Task to carry out
Keep only the lines that hold the string "multiple", filtering out the rest of the entries below.

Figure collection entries
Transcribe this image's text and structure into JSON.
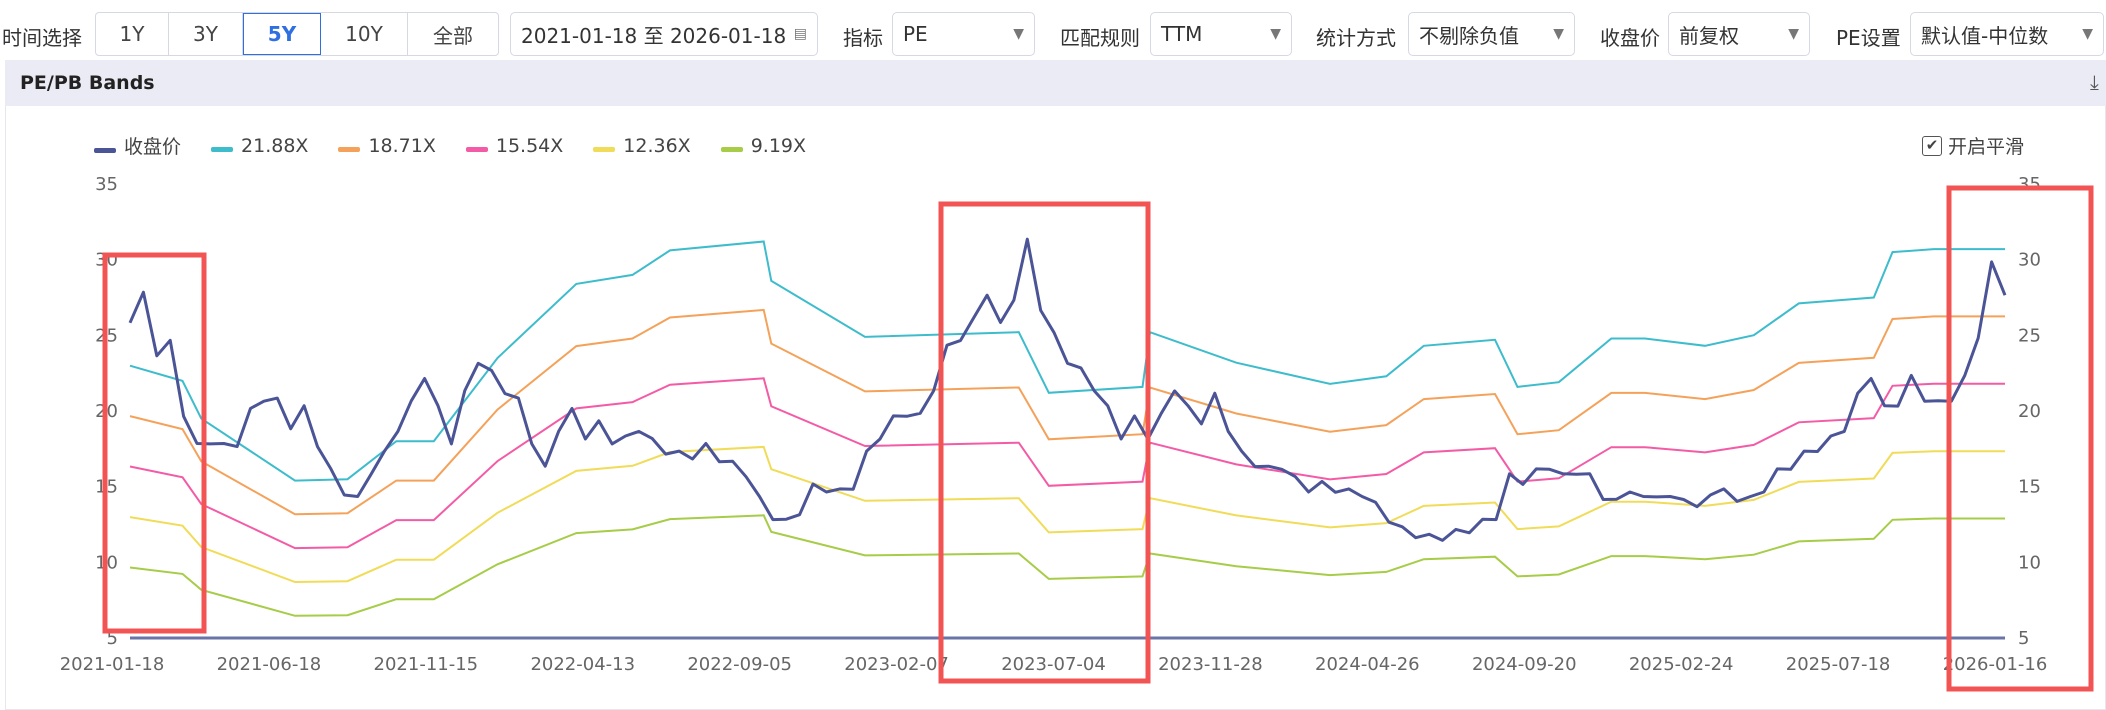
{
  "toolbar": {
    "time_label": "时间选择",
    "ranges": [
      "1Y",
      "3Y",
      "5Y",
      "10Y",
      "全部"
    ],
    "active_range": "5Y",
    "date_range": "2021-01-18 至 2026-01-18",
    "indicator_label": "指标",
    "indicator_value": "PE",
    "match_label": "匹配规则",
    "match_value": "TTM",
    "stat_label": "统计方式",
    "stat_value": "不剔除负值",
    "close_label": "收盘价",
    "close_value": "前复权",
    "pe_label": "PE设置",
    "pe_value": "默认值-中位数"
  },
  "panel": {
    "title": "PE/PB Bands",
    "smooth_label": "开启平滑",
    "smooth_checked": true
  },
  "chart_data": {
    "type": "line",
    "title": "PE/PB Bands",
    "ylim": [
      5,
      35
    ],
    "yticks": [
      "35",
      "30",
      "25",
      "20",
      "15",
      "10",
      "5"
    ],
    "xtick_labels": [
      "2021-01-18",
      "2021-06-18",
      "2021-11-15",
      "2022-04-13",
      "2022-09-05",
      "2023-02-07",
      "2023-07-04",
      "2023-11-28",
      "2024-04-26",
      "2024-09-20",
      "2025-02-24",
      "2025-07-18",
      "2026-01-16"
    ],
    "x_range_years": [
      0,
      5
    ],
    "legend": [
      {
        "name": "收盘价",
        "color": "#4a5496"
      },
      {
        "name": "21.88X",
        "multiple": 21.88,
        "color": "#3dbccc"
      },
      {
        "name": "18.71X",
        "multiple": 18.71,
        "color": "#f4a25a"
      },
      {
        "name": "15.54X",
        "multiple": 15.54,
        "color": "#f45ba6"
      },
      {
        "name": "12.36X",
        "multiple": 12.36,
        "color": "#f0dc58"
      },
      {
        "name": "9.19X",
        "multiple": 9.19,
        "color": "#a6cc48"
      }
    ],
    "band_x_years": [
      0,
      0.14,
      0.19,
      0.44,
      0.58,
      0.71,
      0.81,
      0.98,
      1.19,
      1.34,
      1.44,
      1.69,
      1.71,
      1.96,
      2.37,
      2.45,
      2.7,
      2.72,
      2.95,
      3.2,
      3.35,
      3.45,
      3.64,
      3.7,
      3.81,
      3.95,
      4.04,
      4.2,
      4.33,
      4.45,
      4.65,
      4.7,
      4.81,
      5.0
    ],
    "band_eps": [
      1.051,
      1.005,
      0.891,
      0.704,
      0.708,
      0.823,
      0.823,
      1.074,
      1.298,
      1.325,
      1.399,
      1.426,
      1.307,
      1.138,
      1.152,
      0.969,
      0.987,
      1.152,
      1.06,
      0.996,
      1.019,
      1.111,
      1.129,
      0.987,
      1.001,
      1.133,
      1.133,
      1.111,
      1.143,
      1.239,
      1.257,
      1.394,
      1.403,
      1.403
    ],
    "price": [
      26,
      27.5,
      24,
      24.5,
      20,
      17.5,
      18,
      17.5,
      18,
      20,
      21,
      20.5,
      19,
      20,
      18,
      16,
      14.8,
      14,
      16,
      17,
      19,
      20.5,
      22.5,
      20,
      18,
      21,
      23.5,
      22.5,
      21.5,
      20.5,
      18,
      16,
      19,
      20,
      18.5,
      19,
      18,
      18,
      19,
      18,
      17.5,
      17,
      17,
      17.5,
      17,
      16.5,
      16,
      14,
      13,
      12.5,
      13.5,
      15,
      15,
      14.5,
      15,
      17,
      18.5,
      19.5,
      20,
      19.5,
      21.5,
      24,
      25,
      26,
      28,
      25.5,
      27.5,
      31,
      27,
      25,
      23.5,
      22.5,
      21.5,
      20,
      18.5,
      19.5,
      18.5,
      19.5,
      21.5,
      20,
      19.5,
      21,
      19,
      17,
      16.5,
      16,
      16.5,
      15.5,
      15,
      15,
      14.8,
      14.5,
      14.7,
      13.8,
      13,
      12,
      11.8,
      11.5,
      11.8,
      12,
      12.3,
      12.5,
      13,
      15.5,
      15.5,
      16,
      16.5,
      15.5,
      16,
      15.5,
      14.5,
      14,
      15,
      14,
      14.5,
      14,
      14.5,
      13.5,
      14.8,
      14.5,
      14.2,
      14,
      15,
      16,
      16.5,
      17,
      17.5,
      18,
      19,
      21,
      22.5,
      20,
      20.5,
      22,
      21,
      20.5,
      21,
      22,
      25,
      29.5,
      28
    ]
  }
}
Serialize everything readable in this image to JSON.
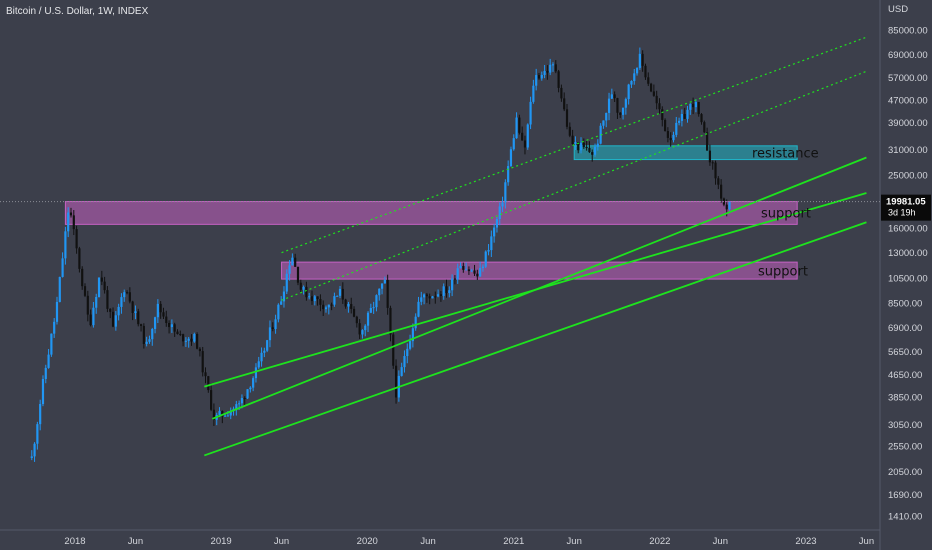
{
  "header": {
    "symbol_title": "Bitcoin / U.S. Dollar, 1W, INDEX",
    "currency": "USD"
  },
  "colors": {
    "background": "#3c3f4b",
    "candle_up": "#2196f3",
    "candle_down": "#111111",
    "trend_line": "#1ee31e",
    "support_zone": "#c561c3",
    "resistance_zone": "#1fb6c9",
    "axis_text": "#d4d6dc"
  },
  "last_price": {
    "value": "19981.05",
    "countdown": "3d 19h"
  },
  "annotations": {
    "resistance_label": "resistance",
    "support_label_upper": "support",
    "support_label_lower": "support"
  },
  "chart_data": {
    "type": "candlestick",
    "title": "Bitcoin / U.S. Dollar, 1W, INDEX",
    "y_scale": "log",
    "ylim": [
      1250,
      105000
    ],
    "y_ticks": [
      "85000.00",
      "69000.00",
      "57000.00",
      "47000.00",
      "39000.00",
      "31000.00",
      "25000.00",
      "16000.00",
      "13000.00",
      "10500.00",
      "8500.00",
      "6900.00",
      "5650.00",
      "4650.00",
      "3850.00",
      "3050.00",
      "2550.00",
      "2050.00",
      "1690.00",
      "1410.00"
    ],
    "x_ticks": [
      "2018",
      "Jun",
      "2019",
      "Jun",
      "2020",
      "Jun",
      "2021",
      "Jun",
      "2022",
      "Jun",
      "2023",
      "Jun"
    ],
    "price_path": [
      {
        "date": "2017-09-15",
        "close": 2300
      },
      {
        "date": "2017-10-15",
        "close": 4500
      },
      {
        "date": "2017-11-15",
        "close": 8000
      },
      {
        "date": "2017-12-17",
        "close": 19500
      },
      {
        "date": "2018-02-06",
        "close": 7000
      },
      {
        "date": "2018-03-05",
        "close": 11000
      },
      {
        "date": "2018-04-06",
        "close": 6800
      },
      {
        "date": "2018-05-05",
        "close": 9800
      },
      {
        "date": "2018-06-29",
        "close": 5900
      },
      {
        "date": "2018-07-25",
        "close": 8300
      },
      {
        "date": "2018-09-15",
        "close": 6400
      },
      {
        "date": "2018-10-30",
        "close": 6300
      },
      {
        "date": "2018-12-15",
        "close": 3200
      },
      {
        "date": "2019-02-15",
        "close": 3600
      },
      {
        "date": "2019-04-05",
        "close": 5000
      },
      {
        "date": "2019-05-30",
        "close": 8700
      },
      {
        "date": "2019-06-26",
        "close": 13000
      },
      {
        "date": "2019-07-20",
        "close": 9500
      },
      {
        "date": "2019-09-25",
        "close": 8200
      },
      {
        "date": "2019-10-26",
        "close": 9300
      },
      {
        "date": "2019-12-17",
        "close": 6600
      },
      {
        "date": "2020-02-13",
        "close": 10300
      },
      {
        "date": "2020-03-13",
        "close": 4000
      },
      {
        "date": "2020-05-10",
        "close": 8800
      },
      {
        "date": "2020-07-25",
        "close": 9600
      },
      {
        "date": "2020-08-18",
        "close": 12000
      },
      {
        "date": "2020-10-05",
        "close": 10600
      },
      {
        "date": "2020-11-30",
        "close": 19000
      },
      {
        "date": "2021-01-08",
        "close": 40000
      },
      {
        "date": "2021-01-27",
        "close": 30000
      },
      {
        "date": "2021-02-21",
        "close": 57000
      },
      {
        "date": "2021-04-14",
        "close": 63000
      },
      {
        "date": "2021-05-23",
        "close": 33000
      },
      {
        "date": "2021-07-20",
        "close": 30000
      },
      {
        "date": "2021-09-06",
        "close": 52000
      },
      {
        "date": "2021-09-21",
        "close": 41000
      },
      {
        "date": "2021-11-10",
        "close": 68000
      },
      {
        "date": "2022-01-24",
        "close": 34000
      },
      {
        "date": "2022-03-28",
        "close": 47000
      },
      {
        "date": "2022-05-12",
        "close": 27000
      },
      {
        "date": "2022-06-18",
        "close": 17800
      },
      {
        "date": "2022-06-27",
        "close": 19981.05
      }
    ],
    "trend_lines": [
      {
        "style": "solid",
        "from": {
          "date": "2018-12-10",
          "price": 3200
        },
        "to": {
          "date": "2023-06-01",
          "price": 29000
        }
      },
      {
        "style": "solid",
        "from": {
          "date": "2018-11-20",
          "price": 4200
        },
        "to": {
          "date": "2023-06-01",
          "price": 21500
        }
      },
      {
        "style": "solid",
        "from": {
          "date": "2018-11-20",
          "price": 2350
        },
        "to": {
          "date": "2023-06-01",
          "price": 16800
        }
      },
      {
        "style": "dotted",
        "from": {
          "date": "2019-06-01",
          "price": 8700
        },
        "to": {
          "date": "2023-06-01",
          "price": 60000
        }
      },
      {
        "style": "dotted",
        "from": {
          "date": "2019-06-01",
          "price": 13000
        },
        "to": {
          "date": "2023-06-01",
          "price": 80000
        }
      }
    ],
    "zones": [
      {
        "kind": "resistance",
        "from_date": "2021-06-01",
        "to_date": "2022-12-10",
        "low": 28500,
        "high": 32000
      },
      {
        "kind": "support",
        "from_date": "2017-12-08",
        "to_date": "2022-12-10",
        "low": 16500,
        "high": 20000
      },
      {
        "kind": "support",
        "from_date": "2019-06-01",
        "to_date": "2022-12-10",
        "low": 10400,
        "high": 12000
      }
    ]
  }
}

Worked answer
        "multiple": 21.88,
        "multiple": 18.71,
        "multiple": 15.54,
        "multiple": 12.36,
        "multiple": 9.19,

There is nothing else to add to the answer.